### Written exercise
From the entries below, gather every line containing the string "定价收费标准".

(Some records)
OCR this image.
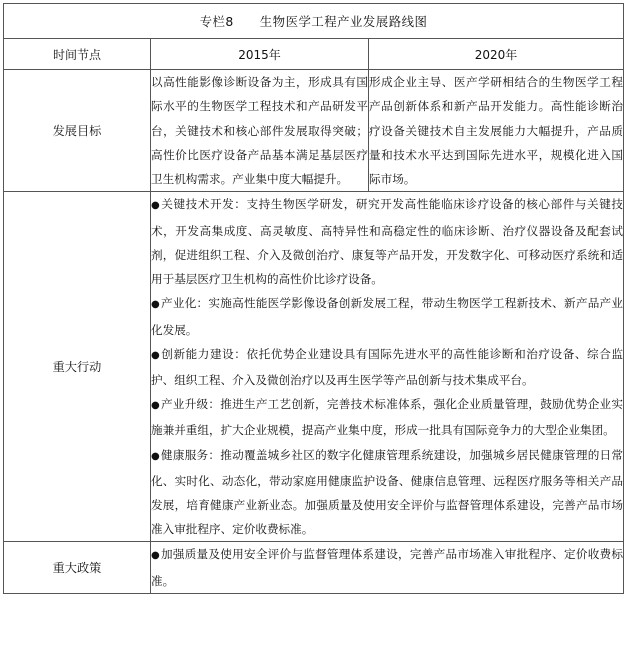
专栏8 生物医学工程产业发展路线图		
时间节点	2015年	2020年
发展目标	以高性能影像诊断设备为主，形成具有国际水平的生物医学工程技术和产品研发平台，关键技术和核心部件发展取得突破；高性价比医疗设备产品基本满足基层医疗卫生机构需求。产业集中度大幅提升。	形成企业主导、医产学研相结合的生物医学工程产品创新体系和新产品开发能力。高性能诊断治疗设备关键技术自主发展能力大幅提升，产品质量和技术水平达到国际先进水平，规模化进入国际市场。
重大行动	●关键技术开发：支持生物医学研发，研究开发高性能临床诊疗设备的核心部件与关键技术，开发高集成度、高灵敏度、高特异性和高稳定性的临床诊断、治疗仪器设备及配套试剂，促进组织工程、介入及微创治疗、康复等产品开发，开发数字化、可移动医疗系统和适用于基层医疗卫生机构的高性价比诊疗设备。
●产业化：实施高性能医学影像设备创新发展工程，带动生物医学工程新技术、新产品产业化发展。
●创新能力建设：依托优势企业建设具有国际先进水平的高性能诊断和治疗设备、综合监护、组织工程、介入及微创治疗以及再生医学等产品创新与技术集成平台。
●产业升级：推进生产工艺创新，完善技术标准体系，强化企业质量管理，鼓励优势企业实施兼并重组，扩大企业规模，提高产业集中度，形成一批具有国际竞争力的大型企业集团。
●健康服务：推动覆盖城乡社区的数字化健康管理系统建设，加强城乡居民健康管理的日常化、实时化、动态化，带动家庭用健康监护设备、健康信息管理、远程医疗服务等相关产品发展，培育健康产业新业态。加强质量及使用安全评价与监督管理体系建设，完善产品市场准入审批程序、定价收费标准。	

重大政策	●加强质量及使用安全评价与监督管理体系建设，完善产品市场准入审批程序、定价收费标准。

### Finished answer
●健康服务：推动覆盖城乡社区的数字化健康管理系统建设，加强城乡居民健康管理的日常化、实时化、动态化，带动家庭用健康监护设备、健康信息管理、远程医疗服务等相关产品发展，培育健康产业新业态。加强质量及使用安全评价与监督管理体系建设，完善产品市场准入审批程序、定价收费标准。	
重大政策	●加强质量及使用安全评价与监督管理体系建设，完善产品市场准入审批程序、定价收费标准。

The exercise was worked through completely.